### Task item A
In the annotated list of articles on e-commerce search, rewrite as a bulleted list the paragraph beginning "A survey of 547 Internet users," keeping its main facts.
### Task item B
According to the annotated list of articles on e-commerce search, what does it cost to download the NNGroup report as a PDF?
### Task item C
Pick up the annotated list of articles on e-commerce search after its final entry and continue it.

### Exercise passage


  • Not All Site Features Turn Online Shoppers Into Buyers PricewaterhouseCoopers, March 6, 2001
    A survey of 547 Internet users in January of this year found that over three-quarters of the respondents use search features (77%). Search functionality is considered the most important feature for online shopping by 43%, beating product information (40%), when choosing where to shop: both features led customer service, personalization and wish lists in selecting sites. When deciding what to buy, search functions also pay an important role, although enlarged product images, availability and comparison guides are more directly involved.
  • Revving Up the Search Engines to Keep the E-Aisles Clear New York Times, February 28, 2001 by Lisa Guernsey (registration may be required to read this article)
    Discusses the difficulty of locating items in online stores, referring to the Forrester report of last spring. Describes the use of thesaurus tools for synonym searching and taking advantage of database structure in online stores. Quotes the vendors Mercado, which provides search for WebVan and Tower Records, and EasyAsk, as well as the chief scientist at Verity.
  • Building Web Sites With Depth Web Techniques, February 2001 by Jakob Nielsen and Marie Tahir
    In a discussion of e-commerce sites, these analysts point out that search engines are an area that could be a strength of online business, but are generally a waste of time. They recommend making sure that the search engine covers the "nonproduct needs" such as how to pay, check a gift registry, and return items. They suggest designing thoughtful results, especially when there is no item that matches a search exactly (see our report on No Matches Pages). Another way to reduce the number of results is winnowing, allowing users to narrow down the list.

  • NNGroup report on e-commerce search engines NNGroup.com, late 2000
    focusing on user experience. It says very much the same things we've been saying about search forms, results pages and search failures. Includes some solid test data backing up the recommendations to use a search box, recognize synonyms, accept various operators and errors, show helpful results metadata, explain results, handle search failure, and perform extensive search log analysis. Well worth the $45 to download the PDF report. See also Search Tools Report on Search User Interface and User Experience.

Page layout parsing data

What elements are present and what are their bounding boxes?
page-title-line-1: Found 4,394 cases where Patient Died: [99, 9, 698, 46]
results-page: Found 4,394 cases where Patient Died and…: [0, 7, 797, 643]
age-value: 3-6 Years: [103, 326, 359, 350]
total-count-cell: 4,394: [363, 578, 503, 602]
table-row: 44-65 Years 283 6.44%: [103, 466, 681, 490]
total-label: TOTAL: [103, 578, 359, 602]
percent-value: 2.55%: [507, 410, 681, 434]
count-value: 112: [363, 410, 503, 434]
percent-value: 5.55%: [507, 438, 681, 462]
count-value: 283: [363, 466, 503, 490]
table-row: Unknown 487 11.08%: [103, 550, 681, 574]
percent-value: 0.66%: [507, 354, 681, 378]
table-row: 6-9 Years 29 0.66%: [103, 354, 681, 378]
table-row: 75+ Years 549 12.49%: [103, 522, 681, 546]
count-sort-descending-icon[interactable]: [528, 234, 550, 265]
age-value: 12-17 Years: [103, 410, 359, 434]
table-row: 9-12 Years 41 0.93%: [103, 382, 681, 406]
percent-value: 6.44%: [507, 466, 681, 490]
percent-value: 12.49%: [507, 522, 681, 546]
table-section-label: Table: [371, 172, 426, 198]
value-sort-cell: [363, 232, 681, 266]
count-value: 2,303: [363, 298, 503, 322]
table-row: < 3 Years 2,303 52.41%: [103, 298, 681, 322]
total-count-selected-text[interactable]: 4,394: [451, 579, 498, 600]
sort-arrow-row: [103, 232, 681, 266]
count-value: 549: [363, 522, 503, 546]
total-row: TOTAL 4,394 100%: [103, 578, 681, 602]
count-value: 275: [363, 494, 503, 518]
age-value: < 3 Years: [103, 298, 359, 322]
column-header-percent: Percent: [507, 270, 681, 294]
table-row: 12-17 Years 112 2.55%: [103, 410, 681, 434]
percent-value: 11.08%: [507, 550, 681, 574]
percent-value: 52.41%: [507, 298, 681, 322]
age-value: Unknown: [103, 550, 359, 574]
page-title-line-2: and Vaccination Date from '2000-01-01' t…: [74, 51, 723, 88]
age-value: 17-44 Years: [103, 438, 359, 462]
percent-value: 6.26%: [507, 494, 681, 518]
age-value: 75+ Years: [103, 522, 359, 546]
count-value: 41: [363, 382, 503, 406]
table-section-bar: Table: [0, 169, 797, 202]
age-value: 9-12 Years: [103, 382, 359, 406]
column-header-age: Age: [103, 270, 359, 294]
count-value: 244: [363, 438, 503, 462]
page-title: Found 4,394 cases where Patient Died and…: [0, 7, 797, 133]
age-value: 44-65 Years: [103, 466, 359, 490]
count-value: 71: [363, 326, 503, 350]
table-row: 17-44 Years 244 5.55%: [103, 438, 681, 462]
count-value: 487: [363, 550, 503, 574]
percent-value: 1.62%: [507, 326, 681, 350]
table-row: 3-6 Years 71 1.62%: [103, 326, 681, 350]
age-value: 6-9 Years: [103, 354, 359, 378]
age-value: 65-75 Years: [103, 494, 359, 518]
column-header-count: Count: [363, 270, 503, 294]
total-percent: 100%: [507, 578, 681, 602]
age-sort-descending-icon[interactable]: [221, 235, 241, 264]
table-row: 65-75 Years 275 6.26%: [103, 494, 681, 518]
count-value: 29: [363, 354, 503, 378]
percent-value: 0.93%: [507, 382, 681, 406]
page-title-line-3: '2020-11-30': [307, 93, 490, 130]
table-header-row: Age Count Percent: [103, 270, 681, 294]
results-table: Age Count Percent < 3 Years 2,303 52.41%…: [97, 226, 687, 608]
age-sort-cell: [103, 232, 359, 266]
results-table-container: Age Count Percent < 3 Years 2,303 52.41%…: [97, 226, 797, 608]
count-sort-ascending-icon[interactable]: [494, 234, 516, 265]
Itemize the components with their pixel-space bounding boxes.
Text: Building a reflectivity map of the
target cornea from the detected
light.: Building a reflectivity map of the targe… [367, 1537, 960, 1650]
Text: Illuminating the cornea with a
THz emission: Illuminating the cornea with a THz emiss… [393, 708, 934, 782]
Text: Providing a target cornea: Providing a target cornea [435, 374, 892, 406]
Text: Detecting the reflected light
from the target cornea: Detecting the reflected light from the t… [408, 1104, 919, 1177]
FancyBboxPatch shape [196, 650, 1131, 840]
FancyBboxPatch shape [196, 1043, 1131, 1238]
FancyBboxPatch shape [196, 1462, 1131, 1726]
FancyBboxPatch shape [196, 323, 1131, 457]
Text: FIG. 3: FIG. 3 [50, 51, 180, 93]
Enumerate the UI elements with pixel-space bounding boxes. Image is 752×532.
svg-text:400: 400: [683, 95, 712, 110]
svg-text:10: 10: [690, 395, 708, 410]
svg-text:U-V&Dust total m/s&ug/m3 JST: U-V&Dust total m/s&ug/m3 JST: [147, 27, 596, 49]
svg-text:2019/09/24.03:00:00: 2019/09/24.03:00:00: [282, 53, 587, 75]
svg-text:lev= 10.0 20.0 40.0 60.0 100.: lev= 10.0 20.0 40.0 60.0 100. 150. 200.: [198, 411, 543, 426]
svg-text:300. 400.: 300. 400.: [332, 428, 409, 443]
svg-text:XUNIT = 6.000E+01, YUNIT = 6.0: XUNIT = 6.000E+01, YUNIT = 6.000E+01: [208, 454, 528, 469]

### Response box A
- In January of this year, a survey polled 547 Internet users.
- Over three-quarters of respondents (77%) use search features.
- In choosing where to shop, 43% rate search as the most important online shopping feature, ahead of product information at 40%.
- Both search and product information led customer service, personalization and wish lists in site selection.
- In deciding what to buy, search functions also play an important role, but enlarged product images, availability and comparison guides are more directly involved.

### Response box B
$45.

### Response box C
  • Must Search Stink? Forrester Report, June 2000 by Paul Hagen
    Focussed on ecommerce and B2B sites, this report describes the importance of site searching, and the problems with standard search engines. They emphasize that a simple term frequency algorithm for relevance rankings will often fail to return the best matches at the top of the list. It also points out how important content management, metadata and information architecture is for good search results.

    Recommendations include building a vocabulary and synonym listings so that searches for a specific term will find pages with all variants and equivalent terms, improving content management, and implementing good user interfaces to the search engine. They even have a section on the benefits of fixing search, showing how it makes bottom-line sense.

    Cost of search, mainly for e-commerce sites, is given at $150,000 for a search engine, $150,000 to integrate with existing databases and $60,000 for user interface and testing, along with an estimate of $4 per page or item for page titles, descriptions, removing duplicates and creating a controlled vocabulary.

    SearchTools Analysis of the Forrester Report

    I like this report a lot: it's clear on how important site search is and how traditional algorithms fail to retrieve and sort the results well. However, they don't emphasize the special issues that may arise in searching structured data (such as product catalogs), and they mix up retrieving relevant items with ranking (so that the relevant items appear on the first page). In addition, they don't understand how much people like a simple search field -- it's a Web convention that is now inescapable. And the cost is appropriate for a large e-commerce site, rather than a smaller or simpler site, such as an online magazine, small store, or corporate site.